### [TASK DESCRIPTION]
Leaving out the pictures, please retype each record exactly.

### [Saved data entries]
>>>
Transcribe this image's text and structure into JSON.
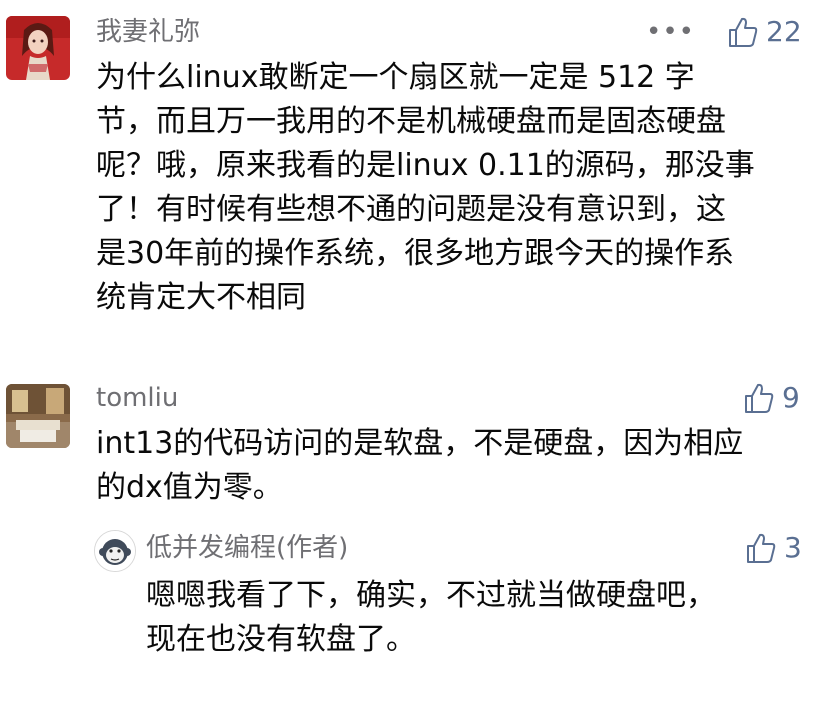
{
  "comments": [
    {
      "author": "我妻礼弥",
      "more_label": "•••",
      "likes": "22",
      "text": "为什么linux敢断定一个扇区就一定是 512 字\n节，而且万一我用的不是机械硬盘而是固态硬盘\n呢？哦，原来我看的是linux 0.11的源码，那没事\n了！有时候有些想不通的问题是没有意识到，这\n是30年前的操作系统，很多地方跟今天的操作系\n统肯定大不相同",
      "avatar_icon": "user-avatar-anime-icon"
    },
    {
      "author": "tomliu",
      "likes": "9",
      "text": "int13的代码访问的是软盘，不是硬盘，因为相应\n的dx值为零。",
      "avatar_icon": "user-avatar-room-icon",
      "reply": {
        "author": "低并发编程(作者)",
        "likes": "3",
        "text": "嗯嗯我看了下，确实，不过就当做硬盘吧，\n现在也没有软盘了。",
        "avatar_icon": "author-avatar-monkey-icon"
      }
    }
  ],
  "colors": {
    "meta_text": "#6f6f73",
    "like_accent": "#5a6f92",
    "body_text": "#0a0a0a"
  },
  "like_icon": "thumbs-up-icon"
}
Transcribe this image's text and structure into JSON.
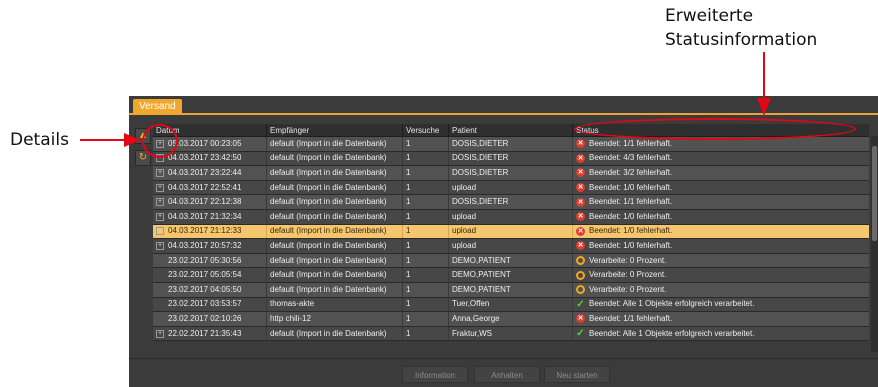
{
  "annotations": {
    "status_callout": "Erweiterte\nStatusinformation",
    "details_callout": "Details"
  },
  "tab": {
    "label": "Versand"
  },
  "columns": {
    "datum": "Datum",
    "empfaenger": "Empfänger",
    "versuche": "Versuche",
    "patient": "Patient",
    "status": "Status"
  },
  "rows": [
    {
      "expand": true,
      "datum": "05.03.2017 00:23:05",
      "empfaenger": "default (Import in die Datenbank)",
      "versuche": "1",
      "patient": "DOSIS,DIETER",
      "status_icon": "error",
      "status": "Beendet: 1/1 fehlerhaft."
    },
    {
      "expand": true,
      "datum": "04.03.2017 23:42:50",
      "empfaenger": "default (Import in die Datenbank)",
      "versuche": "1",
      "patient": "DOSIS,DIETER",
      "status_icon": "error",
      "status": "Beendet: 4/3 fehlerhaft."
    },
    {
      "expand": true,
      "datum": "04.03.2017 23:22:44",
      "empfaenger": "default (Import in die Datenbank)",
      "versuche": "1",
      "patient": "DOSIS,DIETER",
      "status_icon": "error",
      "status": "Beendet: 3/2 fehlerhaft."
    },
    {
      "expand": true,
      "datum": "04.03.2017 22:52:41",
      "empfaenger": "default (Import in die Datenbank)",
      "versuche": "1",
      "patient": "upload",
      "status_icon": "error",
      "status": "Beendet: 1/0 fehlerhaft."
    },
    {
      "expand": true,
      "datum": "04.03.2017 22:12:38",
      "empfaenger": "default (Import in die Datenbank)",
      "versuche": "1",
      "patient": "DOSIS,DIETER",
      "status_icon": "error",
      "status": "Beendet: 1/1 fehlerhaft."
    },
    {
      "expand": true,
      "datum": "04.03.2017 21:32:34",
      "empfaenger": "default (Import in die Datenbank)",
      "versuche": "1",
      "patient": "upload",
      "status_icon": "error",
      "status": "Beendet: 1/0 fehlerhaft."
    },
    {
      "expand": true,
      "selected": true,
      "datum": "04.03.2017 21:12:33",
      "empfaenger": "default (Import in die Datenbank)",
      "versuche": "1",
      "patient": "upload",
      "status_icon": "error",
      "status": "Beendet: 1/0 fehlerhaft."
    },
    {
      "expand": true,
      "datum": "04.03.2017 20:57:32",
      "empfaenger": "default (Import in die Datenbank)",
      "versuche": "1",
      "patient": "upload",
      "status_icon": "error",
      "status": "Beendet: 1/0 fehlerhaft."
    },
    {
      "expand": false,
      "datum": "23.02.2017 05:30:56",
      "empfaenger": "default (Import in die Datenbank)",
      "versuche": "1",
      "patient": "DEMO,PATIENT",
      "status_icon": "progress",
      "status": "Verarbeite: 0 Prozent."
    },
    {
      "expand": false,
      "datum": "23.02.2017 05:05:54",
      "empfaenger": "default (Import in die Datenbank)",
      "versuche": "1",
      "patient": "DEMO,PATIENT",
      "status_icon": "progress",
      "status": "Verarbeite: 0 Prozent."
    },
    {
      "expand": false,
      "datum": "23.02.2017 04:05:50",
      "empfaenger": "default (Import in die Datenbank)",
      "versuche": "1",
      "patient": "DEMO,PATIENT",
      "status_icon": "progress",
      "status": "Verarbeite: 0 Prozent."
    },
    {
      "expand": false,
      "datum": "23.02.2017 03:53:57",
      "empfaenger": "thomas-akte",
      "versuche": "1",
      "patient": "Tuer,Offen",
      "status_icon": "ok",
      "status": "Beendet: Alle 1 Objekte erfolgreich verarbeitet."
    },
    {
      "expand": false,
      "datum": "23.02.2017 02:10:26",
      "empfaenger": "http chili-12",
      "versuche": "1",
      "patient": "Anna,George",
      "status_icon": "error",
      "status": "Beendet: 1/1 fehlerhaft."
    },
    {
      "expand": true,
      "datum": "22.02.2017 21:35:43",
      "empfaenger": "default (Import in die Datenbank)",
      "versuche": "1",
      "patient": "Fraktur,WS",
      "status_icon": "ok",
      "status": "Beendet: Alle 1 Objekte erfolgreich verarbeitet."
    }
  ],
  "footer": {
    "information": "Information",
    "anhalten": "Anhalten",
    "neu_starten": "Neu starten"
  },
  "colors": {
    "accent": "#f0a72e",
    "selected_row": "#f4c66e",
    "annotation_red": "#e30613"
  }
}
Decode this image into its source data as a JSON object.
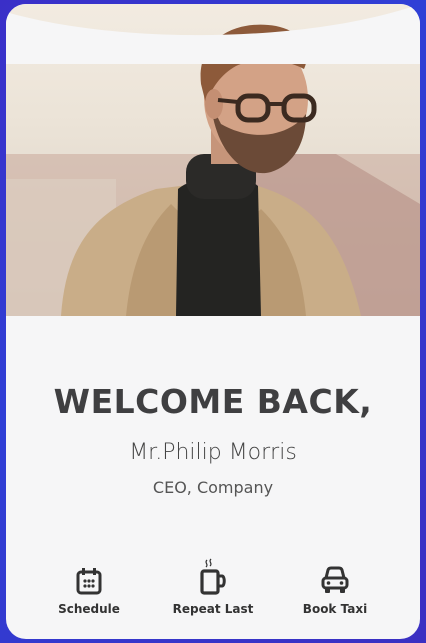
<<<
### [RIGHT ANSWER]
Transcribe this image's text and structure into JSON.
{
  "comments": [
    {
      "author": "我妻礼弥",
      "more_label": "•••",
      "likes": "22",
      "text": "为什么linux敢断定一个扇区就一定是 512 字\n节，而且万一我用的不是机械硬盘而是固态硬盘\n呢？哦，原来我看的是linux 0.11的源码，那没事\n了！有时候有些想不通的问题是没有意识到，这\n是30年前的操作系统，很多地方跟今天的操作系\n统肯定大不相同",
      "avatar_icon": "user-avatar-anime-icon"
    },
    {
      "author": "tomliu",
      "likes": "9",
      "text": "int13的代码访问的是软盘，不是硬盘，因为相应\n的dx值为零。",
      "avatar_icon": "user-avatar-room-icon",
      "reply": {
        "author": "低并发编程(作者)",
        "likes": "3",
        "text": "嗯嗯我看了下，确实，不过就当做硬盘吧，\n现在也没有软盘了。",
        "avatar_icon": "author-avatar-monkey-icon"
      }
    }
  ],
  "colors": {
    "meta_text": "#6f6f73",
    "like_accent": "#5a6f92",
    "body_text": "#0a0a0a"
  },
  "like_icon": "thumbs-up-icon"
}
Transcribe this image's text and structure into JSON.
{
  "annotations": {
    "status_callout": "Erweiterte\nStatusinformation",
    "details_callout": "Details"
  },
  "tab": {
    "label": "Versand"
  },
  "columns": {
    "datum": "Datum",
    "empfaenger": "Empfänger",
    "versuche": "Versuche",
    "patient": "Patient",
    "status": "Status"
  },
  "rows": [
    {
      "expand": true,
      "datum": "05.03.2017 00:23:05",
      "empfaenger": "default (Import in die Datenbank)",
      "versuche": "1",
      "patient": "DOSIS,DIETER",
      "status_icon": "error",
      "status": "Beendet: 1/1 fehlerhaft."
    },
    {
      "expand": true,
      "datum": "04.03.2017 23:42:50",
      "empfaenger": "default (Import in die Datenbank)",
      "versuche": "1",
      "patient": "DOSIS,DIETER",
      "status_icon": "error",
      "status": "Beendet: 4/3 fehlerhaft."
    },
    {
      "expand": true,
      "datum": "04.03.2017 23:22:44",
      "empfaenger": "default (Import in die Datenbank)",
      "versuche": "1",
      "patient": "DOSIS,DIETER",
      "status_icon": "error",
      "status": "Beendet: 3/2 fehlerhaft."
    },
    {
      "expand": true,
      "datum": "04.03.2017 22:52:41",
      "empfaenger": "default (Import in die Datenbank)",
      "versuche": "1",
      "patient": "upload",
      "status_icon": "error",
      "status": "Beendet: 1/0 fehlerhaft."
    },
    {
      "expand": true,
      "datum": "04.03.2017 22:12:38",
      "empfaenger": "default (Import in die Datenbank)",
      "versuche": "1",
      "patient": "DOSIS,DIETER",
      "status_icon": "error",
      "status": "Beendet: 1/1 fehlerhaft."
    },
    {
      "expand": true,
      "datum": "04.03.2017 21:32:34",
      "empfaenger": "default (Import in die Datenbank)",
      "versuche": "1",
      "patient": "upload",
      "status_icon": "error",
      "status": "Beendet: 1/0 fehlerhaft."
    },
    {
      "expand": true,
      "selected": true,
      "datum": "04.03.2017 21:12:33",
      "empfaenger": "default (Import in die Datenbank)",
      "versuche": "1",
      "patient": "upload",
      "status_icon": "error",
      "status": "Beendet: 1/0 fehlerhaft."
    },
    {
      "expand": true,
      "datum": "04.03.2017 20:57:32",
      "empfaenger": "default (Import in die Datenbank)",
      "versuche": "1",
      "patient": "upload",
      "status_icon": "error",
      "status": "Beendet: 1/0 fehlerhaft."
    },
    {
      "expand": false,
      "datum": "23.02.2017 05:30:56",
      "empfaenger": "default (Import in die Datenbank)",
      "versuche": "1",
      "patient": "DEMO,PATIENT",
      "status_icon": "progress",
      "status": "Verarbeite: 0 Prozent."
    },
    {
      "expand": false,
      "datum": "23.02.2017 05:05:54",
      "empfaenger": "default (Import in die Datenbank)",
      "versuche": "1",
      "patient": "DEMO,PATIENT",
      "status_icon": "progress",
      "status": "Verarbeite: 0 Prozent."
    },
    {
      "expand": false,
      "datum": "23.02.2017 04:05:50",
      "empfaenger": "default (Import in die Datenbank)",
      "versuche": "1",
      "patient": "DEMO,PATIENT",
      "status_icon": "progress",
      "status": "Verarbeite: 0 Prozent."
    },
    {
      "expand": false,
      "datum": "23.02.2017 03:53:57",
      "empfaenger": "thomas-akte",
      "versuche": "1",
      "patient": "Tuer,Offen",
      "status_icon": "ok",
      "status": "Beendet: Alle 1 Objekte erfolgreich verarbeitet."
    },
    {
      "expand": false,
      "datum": "23.02.2017 02:10:26",
      "empfaenger": "http chili-12",
      "versuche": "1",
      "patient": "Anna,George",
      "status_icon": "error",
      "status": "Beendet: 1/1 fehlerhaft."
    },
    {
      "expand": true,
      "datum": "22.02.2017 21:35:43",
      "empfaenger": "default (Import in die Datenbank)",
      "versuche": "1",
      "patient": "Fraktur,WS",
      "status_icon": "ok",
      "status": "Beendet: Alle 1 Objekte erfolgreich verarbeitet."
    }
  ],
  "footer": {
    "information": "Information",
    "anhalten": "Anhalten",
    "neu_starten": "Neu starten"
  },
  "colors": {
    "accent": "#f0a72e",
    "selected_row": "#f4c66e",
    "annotation_red": "#e30613"
  }
}
Decode this image into its source data as a JSON object.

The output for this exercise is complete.